EXCERPTED RECORDS:
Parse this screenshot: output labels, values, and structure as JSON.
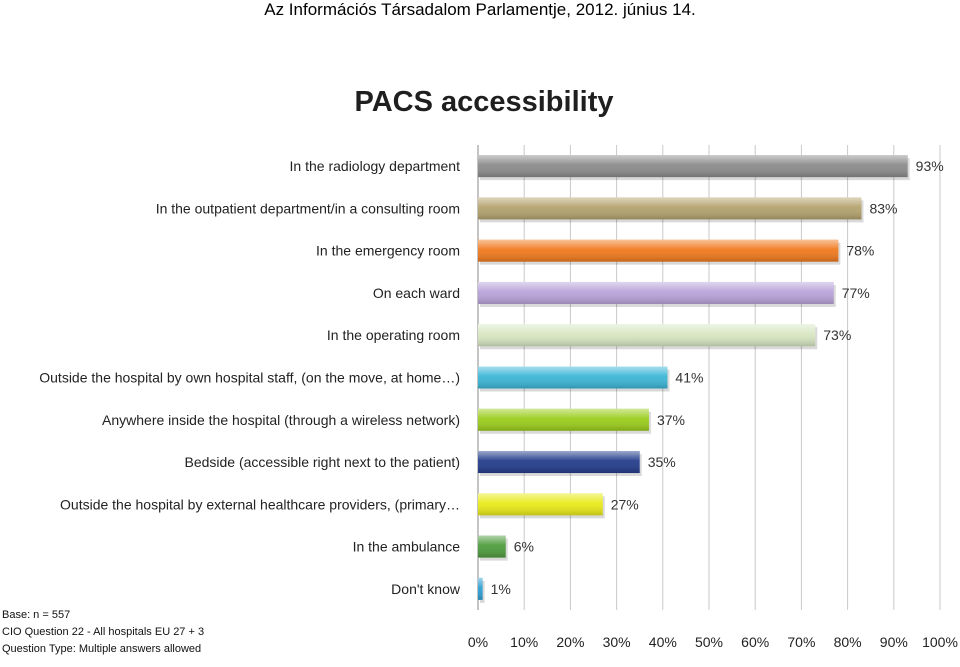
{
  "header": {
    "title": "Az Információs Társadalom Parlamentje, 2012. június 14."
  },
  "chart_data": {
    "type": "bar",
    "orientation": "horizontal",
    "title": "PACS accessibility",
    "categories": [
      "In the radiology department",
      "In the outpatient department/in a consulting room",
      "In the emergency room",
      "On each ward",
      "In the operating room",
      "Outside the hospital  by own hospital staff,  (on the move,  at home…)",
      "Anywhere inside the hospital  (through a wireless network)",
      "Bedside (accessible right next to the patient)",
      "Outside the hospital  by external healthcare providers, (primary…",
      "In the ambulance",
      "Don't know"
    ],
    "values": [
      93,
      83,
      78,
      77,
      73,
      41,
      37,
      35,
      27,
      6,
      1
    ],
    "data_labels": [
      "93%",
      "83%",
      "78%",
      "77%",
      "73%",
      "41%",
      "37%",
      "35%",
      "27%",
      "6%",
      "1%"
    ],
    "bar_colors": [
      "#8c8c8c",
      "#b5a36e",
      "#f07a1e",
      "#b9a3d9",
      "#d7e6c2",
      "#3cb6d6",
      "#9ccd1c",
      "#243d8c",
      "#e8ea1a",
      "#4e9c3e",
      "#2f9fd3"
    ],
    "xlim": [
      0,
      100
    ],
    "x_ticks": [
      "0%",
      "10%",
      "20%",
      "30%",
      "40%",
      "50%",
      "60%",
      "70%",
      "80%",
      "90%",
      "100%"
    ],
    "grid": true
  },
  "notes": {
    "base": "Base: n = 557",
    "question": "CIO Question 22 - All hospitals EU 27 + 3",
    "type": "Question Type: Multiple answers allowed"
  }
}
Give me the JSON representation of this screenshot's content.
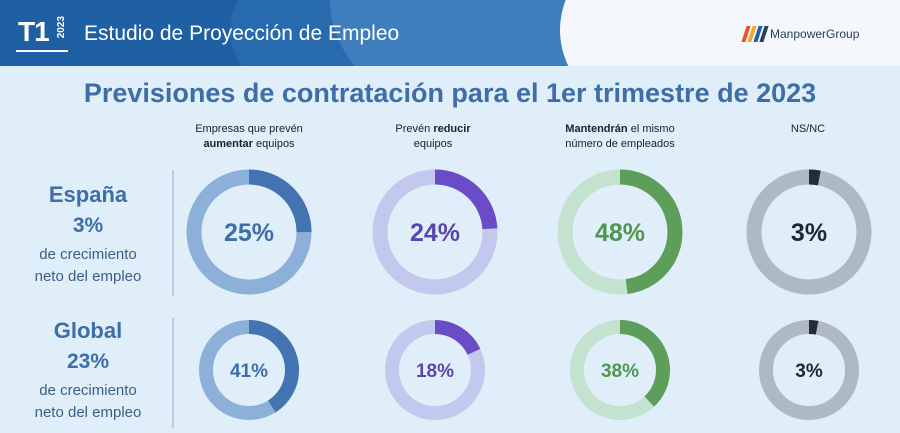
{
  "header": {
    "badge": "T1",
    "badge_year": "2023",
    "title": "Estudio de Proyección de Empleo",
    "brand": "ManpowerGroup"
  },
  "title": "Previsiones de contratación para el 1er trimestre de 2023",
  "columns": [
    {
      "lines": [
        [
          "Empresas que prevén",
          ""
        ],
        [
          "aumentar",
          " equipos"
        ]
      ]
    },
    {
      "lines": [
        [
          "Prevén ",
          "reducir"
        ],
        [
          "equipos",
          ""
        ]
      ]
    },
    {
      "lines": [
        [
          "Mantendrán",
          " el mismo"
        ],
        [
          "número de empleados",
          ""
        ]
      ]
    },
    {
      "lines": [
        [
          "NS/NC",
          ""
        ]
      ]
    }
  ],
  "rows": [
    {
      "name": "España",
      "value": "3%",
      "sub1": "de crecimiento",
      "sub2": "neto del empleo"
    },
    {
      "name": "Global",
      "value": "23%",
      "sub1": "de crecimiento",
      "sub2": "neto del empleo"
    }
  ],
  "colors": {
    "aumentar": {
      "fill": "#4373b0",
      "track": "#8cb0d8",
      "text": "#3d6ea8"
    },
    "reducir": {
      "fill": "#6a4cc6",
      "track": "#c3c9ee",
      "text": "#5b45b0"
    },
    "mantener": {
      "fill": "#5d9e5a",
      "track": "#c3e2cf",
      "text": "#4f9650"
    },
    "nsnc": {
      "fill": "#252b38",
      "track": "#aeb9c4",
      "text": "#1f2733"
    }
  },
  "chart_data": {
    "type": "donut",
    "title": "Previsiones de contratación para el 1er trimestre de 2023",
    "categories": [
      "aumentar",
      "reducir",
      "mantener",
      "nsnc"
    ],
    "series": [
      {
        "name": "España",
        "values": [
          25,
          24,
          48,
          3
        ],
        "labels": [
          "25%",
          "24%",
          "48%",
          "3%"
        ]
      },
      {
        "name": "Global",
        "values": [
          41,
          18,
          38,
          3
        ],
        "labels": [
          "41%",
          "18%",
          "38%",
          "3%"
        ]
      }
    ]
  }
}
--
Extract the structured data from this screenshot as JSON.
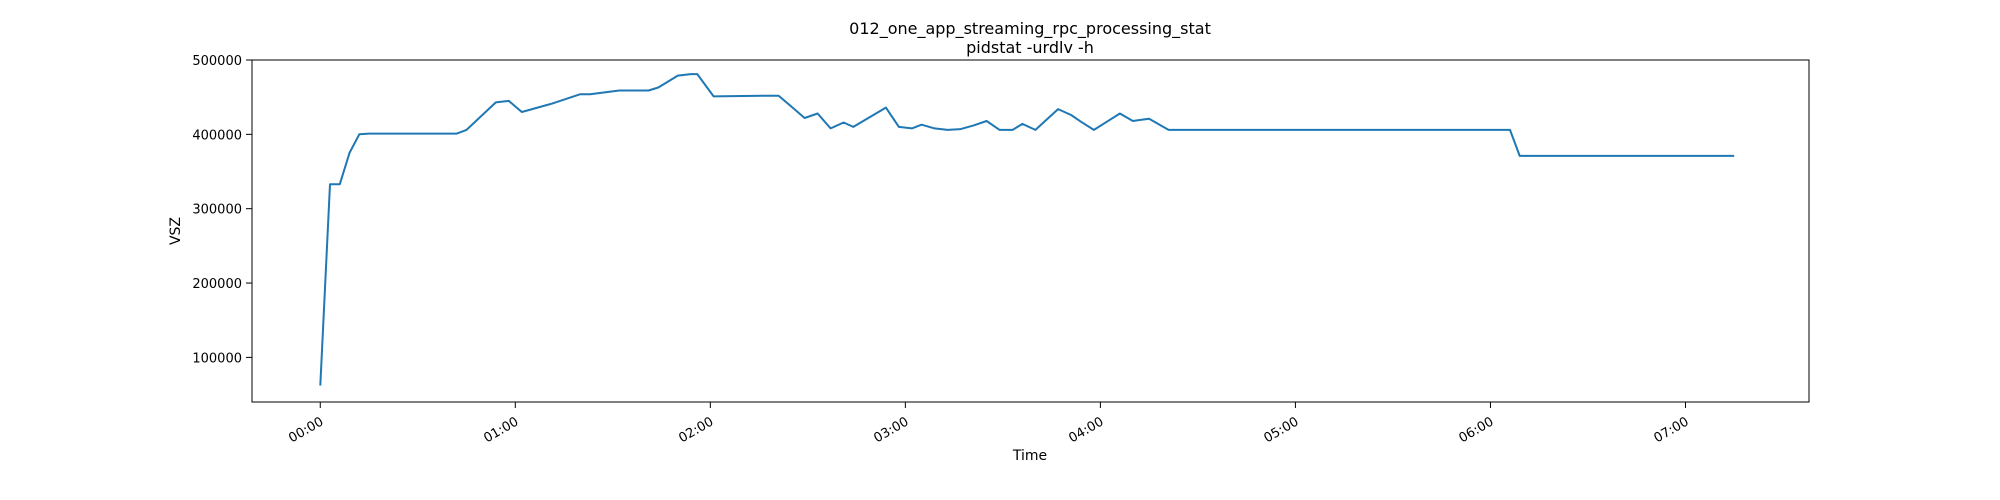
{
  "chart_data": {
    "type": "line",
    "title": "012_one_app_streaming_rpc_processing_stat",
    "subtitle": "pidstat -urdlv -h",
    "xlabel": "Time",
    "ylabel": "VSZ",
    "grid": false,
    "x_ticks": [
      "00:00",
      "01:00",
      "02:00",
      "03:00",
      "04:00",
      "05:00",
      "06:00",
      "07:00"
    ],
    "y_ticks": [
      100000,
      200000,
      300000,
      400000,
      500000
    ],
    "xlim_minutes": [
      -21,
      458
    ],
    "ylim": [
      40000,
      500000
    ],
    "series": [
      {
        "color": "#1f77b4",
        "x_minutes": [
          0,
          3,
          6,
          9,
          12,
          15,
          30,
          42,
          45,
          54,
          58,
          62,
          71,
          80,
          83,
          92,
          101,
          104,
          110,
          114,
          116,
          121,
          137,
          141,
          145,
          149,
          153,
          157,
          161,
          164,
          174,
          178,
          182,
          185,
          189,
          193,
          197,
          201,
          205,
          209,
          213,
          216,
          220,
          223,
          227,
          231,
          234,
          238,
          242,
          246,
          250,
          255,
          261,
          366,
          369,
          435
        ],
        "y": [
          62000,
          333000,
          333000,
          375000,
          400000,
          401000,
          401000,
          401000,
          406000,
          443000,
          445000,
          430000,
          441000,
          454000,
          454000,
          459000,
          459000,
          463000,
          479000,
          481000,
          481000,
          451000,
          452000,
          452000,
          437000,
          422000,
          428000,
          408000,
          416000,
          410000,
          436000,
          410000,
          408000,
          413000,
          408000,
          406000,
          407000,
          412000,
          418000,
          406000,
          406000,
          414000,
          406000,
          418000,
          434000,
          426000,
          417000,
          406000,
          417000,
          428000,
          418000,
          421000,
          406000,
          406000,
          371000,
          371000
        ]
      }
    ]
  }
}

PROBLEM REQUIREMENTS: State the number of lines in the data that include the string "this", and add nothing else.

FULL ANSWER: 3